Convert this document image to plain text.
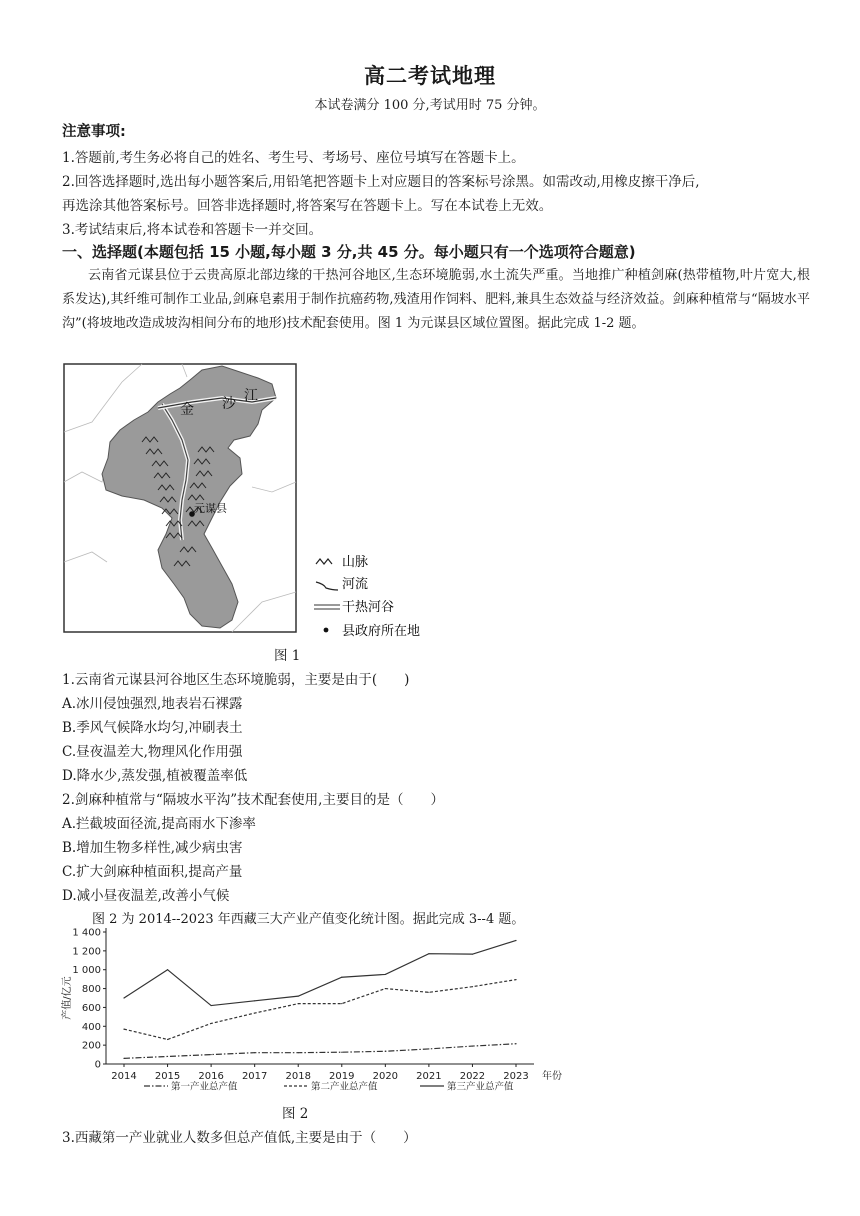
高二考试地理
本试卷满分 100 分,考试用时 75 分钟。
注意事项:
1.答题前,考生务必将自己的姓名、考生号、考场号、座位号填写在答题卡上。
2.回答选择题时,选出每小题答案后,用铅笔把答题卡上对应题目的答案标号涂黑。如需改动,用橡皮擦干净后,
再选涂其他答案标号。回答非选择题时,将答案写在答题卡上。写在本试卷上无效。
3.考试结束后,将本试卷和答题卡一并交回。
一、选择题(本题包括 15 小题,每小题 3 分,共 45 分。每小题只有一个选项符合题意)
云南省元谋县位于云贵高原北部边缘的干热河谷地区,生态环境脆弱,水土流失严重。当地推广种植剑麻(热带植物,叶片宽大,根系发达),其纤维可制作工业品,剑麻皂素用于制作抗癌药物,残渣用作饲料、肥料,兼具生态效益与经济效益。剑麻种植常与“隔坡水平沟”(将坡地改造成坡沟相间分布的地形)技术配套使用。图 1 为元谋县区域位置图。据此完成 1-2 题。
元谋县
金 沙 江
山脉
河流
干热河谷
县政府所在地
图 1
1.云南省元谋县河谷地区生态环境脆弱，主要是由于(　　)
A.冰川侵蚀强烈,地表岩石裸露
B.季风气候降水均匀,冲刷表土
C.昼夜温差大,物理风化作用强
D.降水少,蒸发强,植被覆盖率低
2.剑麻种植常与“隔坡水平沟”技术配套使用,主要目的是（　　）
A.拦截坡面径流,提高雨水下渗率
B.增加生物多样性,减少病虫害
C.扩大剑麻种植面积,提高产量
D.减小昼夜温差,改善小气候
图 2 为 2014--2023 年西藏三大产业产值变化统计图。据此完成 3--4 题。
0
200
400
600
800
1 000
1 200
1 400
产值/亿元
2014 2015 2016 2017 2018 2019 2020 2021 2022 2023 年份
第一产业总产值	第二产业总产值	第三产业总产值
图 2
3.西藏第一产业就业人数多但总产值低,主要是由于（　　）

==

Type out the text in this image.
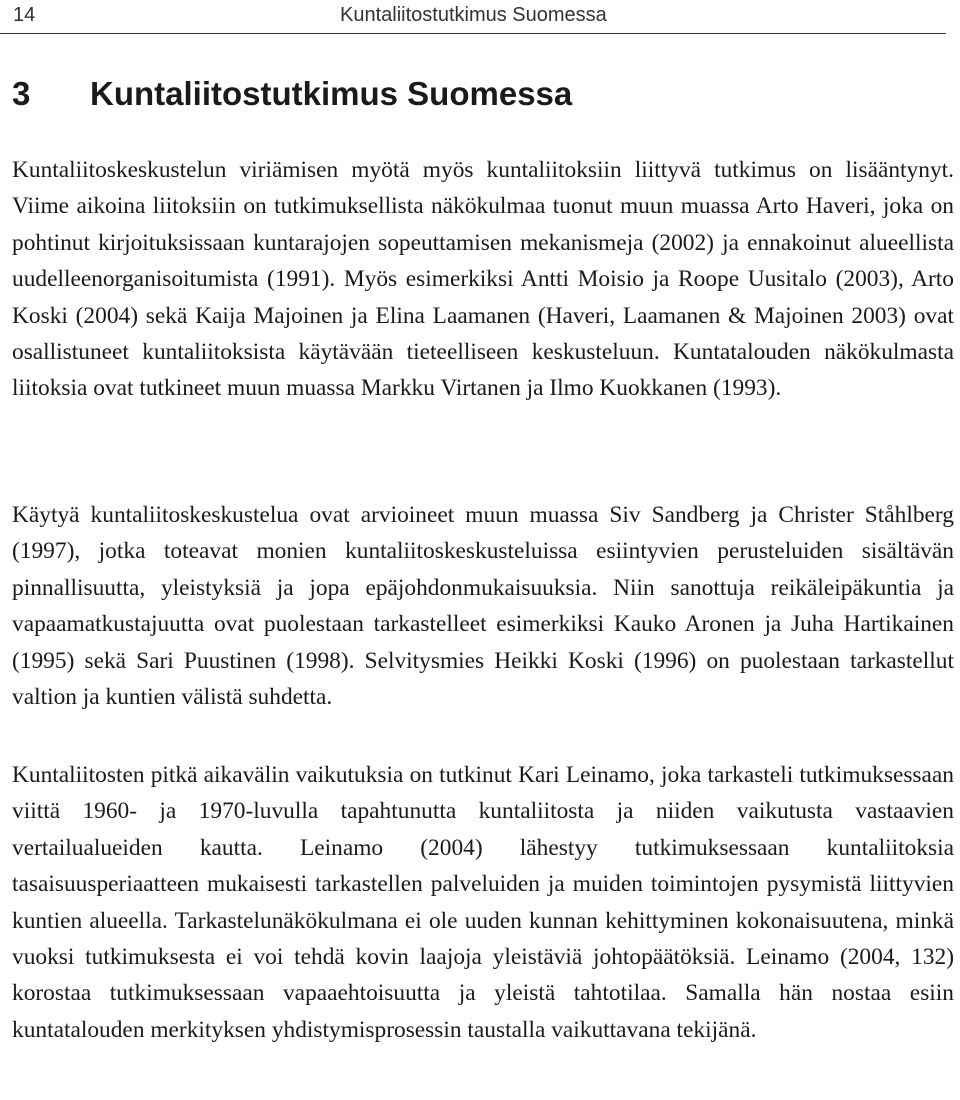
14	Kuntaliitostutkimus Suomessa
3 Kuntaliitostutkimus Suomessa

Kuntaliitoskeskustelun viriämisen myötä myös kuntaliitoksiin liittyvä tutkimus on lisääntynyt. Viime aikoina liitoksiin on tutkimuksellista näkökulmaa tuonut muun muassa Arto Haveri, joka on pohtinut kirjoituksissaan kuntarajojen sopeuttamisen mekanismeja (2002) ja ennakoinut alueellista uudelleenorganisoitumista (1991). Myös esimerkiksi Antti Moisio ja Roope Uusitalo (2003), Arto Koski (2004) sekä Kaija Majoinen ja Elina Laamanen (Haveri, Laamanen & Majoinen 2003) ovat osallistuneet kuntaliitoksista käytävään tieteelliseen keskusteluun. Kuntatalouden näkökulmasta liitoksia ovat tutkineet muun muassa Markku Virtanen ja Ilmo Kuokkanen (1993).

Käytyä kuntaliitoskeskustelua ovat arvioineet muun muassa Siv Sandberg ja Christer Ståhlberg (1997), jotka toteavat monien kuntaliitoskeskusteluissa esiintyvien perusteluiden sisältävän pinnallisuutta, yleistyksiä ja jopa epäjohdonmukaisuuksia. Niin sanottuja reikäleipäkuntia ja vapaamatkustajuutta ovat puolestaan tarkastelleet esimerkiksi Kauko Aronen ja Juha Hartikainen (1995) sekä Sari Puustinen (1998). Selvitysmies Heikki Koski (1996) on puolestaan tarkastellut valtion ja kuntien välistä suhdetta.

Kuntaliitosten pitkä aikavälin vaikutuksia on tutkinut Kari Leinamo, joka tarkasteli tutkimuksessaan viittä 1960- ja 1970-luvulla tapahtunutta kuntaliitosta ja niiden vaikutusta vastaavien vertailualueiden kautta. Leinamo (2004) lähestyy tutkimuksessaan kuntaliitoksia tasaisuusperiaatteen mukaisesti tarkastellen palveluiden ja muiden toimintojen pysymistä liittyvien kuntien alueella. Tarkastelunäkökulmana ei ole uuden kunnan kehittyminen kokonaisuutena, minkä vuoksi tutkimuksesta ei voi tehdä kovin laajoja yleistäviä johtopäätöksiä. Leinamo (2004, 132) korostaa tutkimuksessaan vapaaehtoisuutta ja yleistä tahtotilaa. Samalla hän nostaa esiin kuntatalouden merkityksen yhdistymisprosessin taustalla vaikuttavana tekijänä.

==

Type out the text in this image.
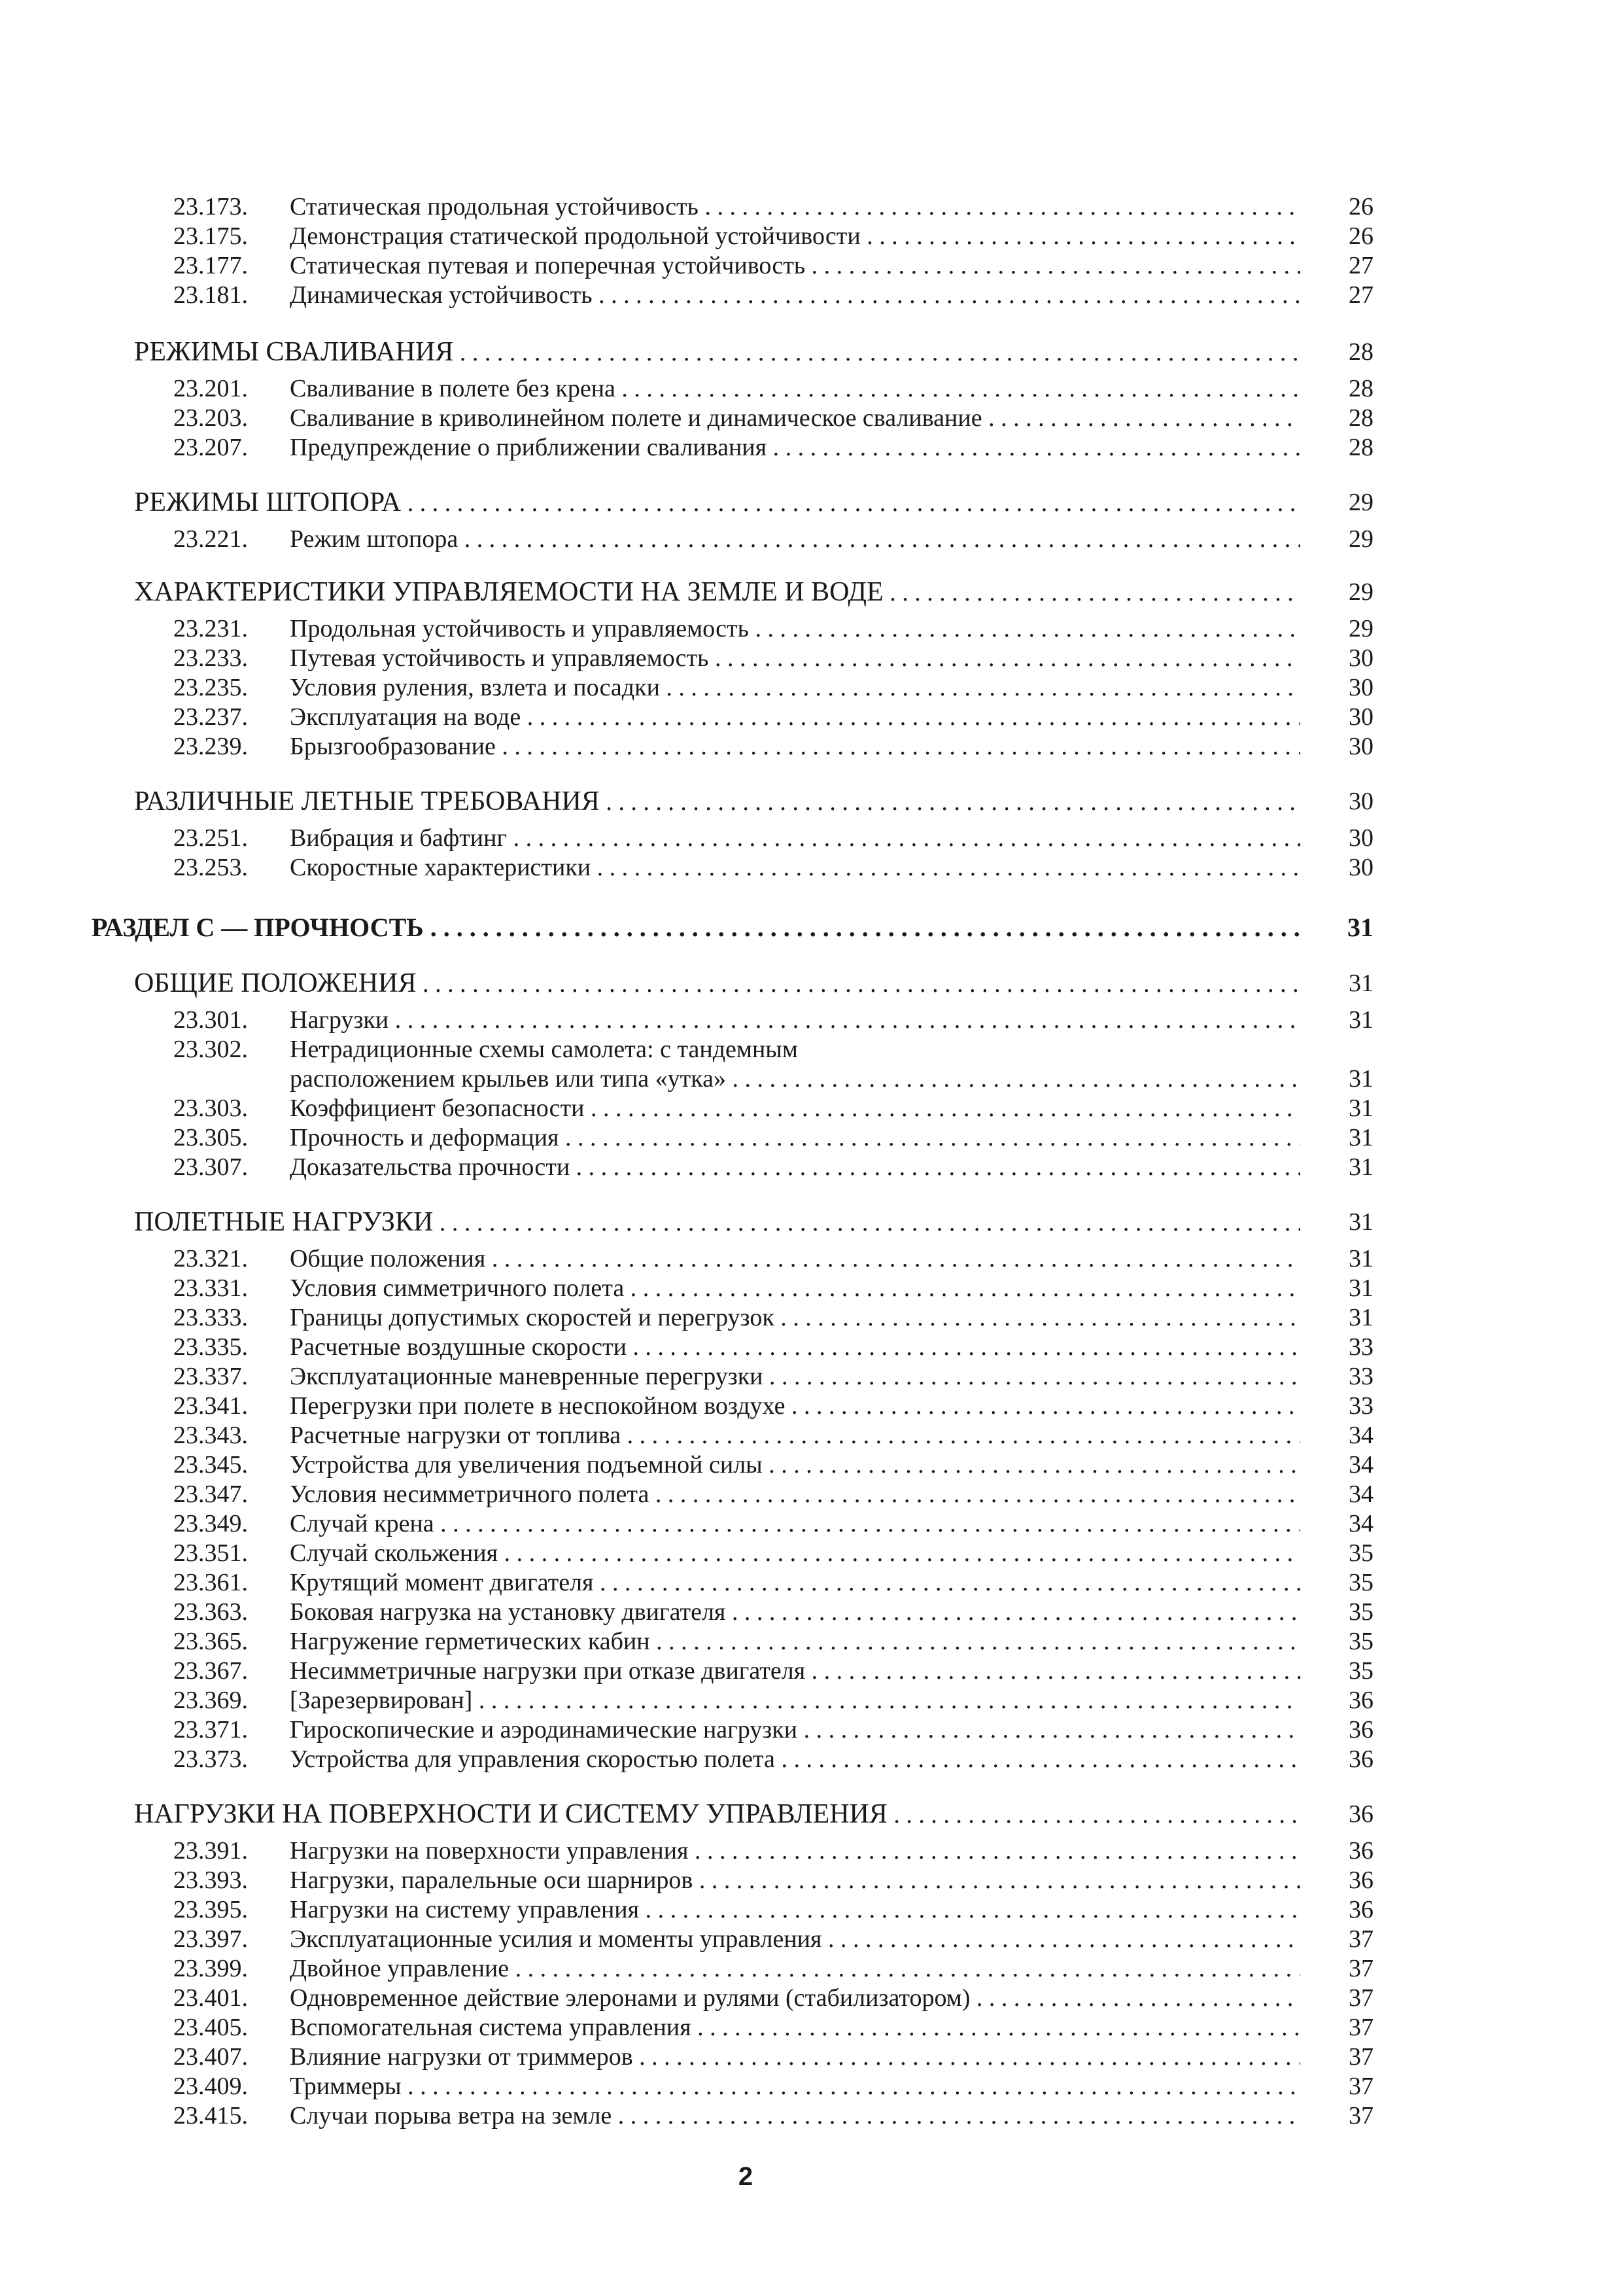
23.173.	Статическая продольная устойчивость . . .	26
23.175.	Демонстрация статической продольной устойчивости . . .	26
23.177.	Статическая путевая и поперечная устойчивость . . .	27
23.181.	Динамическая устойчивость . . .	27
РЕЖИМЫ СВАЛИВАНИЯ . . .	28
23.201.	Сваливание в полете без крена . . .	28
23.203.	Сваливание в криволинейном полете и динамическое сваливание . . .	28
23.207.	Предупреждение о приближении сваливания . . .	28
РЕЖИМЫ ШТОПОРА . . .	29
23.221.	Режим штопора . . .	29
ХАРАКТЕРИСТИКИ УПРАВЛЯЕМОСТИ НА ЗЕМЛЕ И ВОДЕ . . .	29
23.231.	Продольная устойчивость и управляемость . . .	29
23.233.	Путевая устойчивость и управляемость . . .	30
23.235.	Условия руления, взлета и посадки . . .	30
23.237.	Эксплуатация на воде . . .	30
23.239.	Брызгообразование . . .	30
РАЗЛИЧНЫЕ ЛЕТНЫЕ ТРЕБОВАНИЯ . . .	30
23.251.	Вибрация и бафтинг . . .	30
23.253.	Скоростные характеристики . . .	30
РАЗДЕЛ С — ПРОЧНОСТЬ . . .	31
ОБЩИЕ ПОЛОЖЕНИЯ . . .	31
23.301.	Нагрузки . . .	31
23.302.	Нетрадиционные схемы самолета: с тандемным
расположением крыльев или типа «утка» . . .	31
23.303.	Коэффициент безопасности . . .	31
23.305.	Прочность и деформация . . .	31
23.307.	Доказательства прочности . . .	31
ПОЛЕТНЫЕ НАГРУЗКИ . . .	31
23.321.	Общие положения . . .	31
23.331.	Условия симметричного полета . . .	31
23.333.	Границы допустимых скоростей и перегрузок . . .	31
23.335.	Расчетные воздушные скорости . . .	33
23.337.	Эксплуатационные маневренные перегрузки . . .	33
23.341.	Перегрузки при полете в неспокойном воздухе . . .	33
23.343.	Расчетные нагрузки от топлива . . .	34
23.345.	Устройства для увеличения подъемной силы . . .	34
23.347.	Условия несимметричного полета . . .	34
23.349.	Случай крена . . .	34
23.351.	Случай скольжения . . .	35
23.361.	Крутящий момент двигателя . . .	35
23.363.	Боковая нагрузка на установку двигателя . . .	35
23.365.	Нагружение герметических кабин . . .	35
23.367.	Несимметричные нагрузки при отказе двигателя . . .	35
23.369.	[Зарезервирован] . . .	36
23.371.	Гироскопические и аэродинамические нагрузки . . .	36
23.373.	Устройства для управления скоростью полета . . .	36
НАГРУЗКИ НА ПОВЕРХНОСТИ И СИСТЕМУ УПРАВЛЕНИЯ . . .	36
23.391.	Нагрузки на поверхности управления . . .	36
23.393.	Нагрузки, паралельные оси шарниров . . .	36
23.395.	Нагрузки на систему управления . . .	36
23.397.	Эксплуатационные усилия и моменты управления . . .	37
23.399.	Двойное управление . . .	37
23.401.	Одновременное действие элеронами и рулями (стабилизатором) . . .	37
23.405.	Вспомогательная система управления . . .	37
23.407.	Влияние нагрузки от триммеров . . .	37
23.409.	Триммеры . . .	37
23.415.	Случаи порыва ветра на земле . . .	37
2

(WHAT TO PRODUCE):
Identify every line where the string "Устройства" appears.

(TASK SOLUTION):
23.345.	Устройства для увеличения подъемной силы . . .	34
23.373.	Устройства для управления скоростью полета . . .	36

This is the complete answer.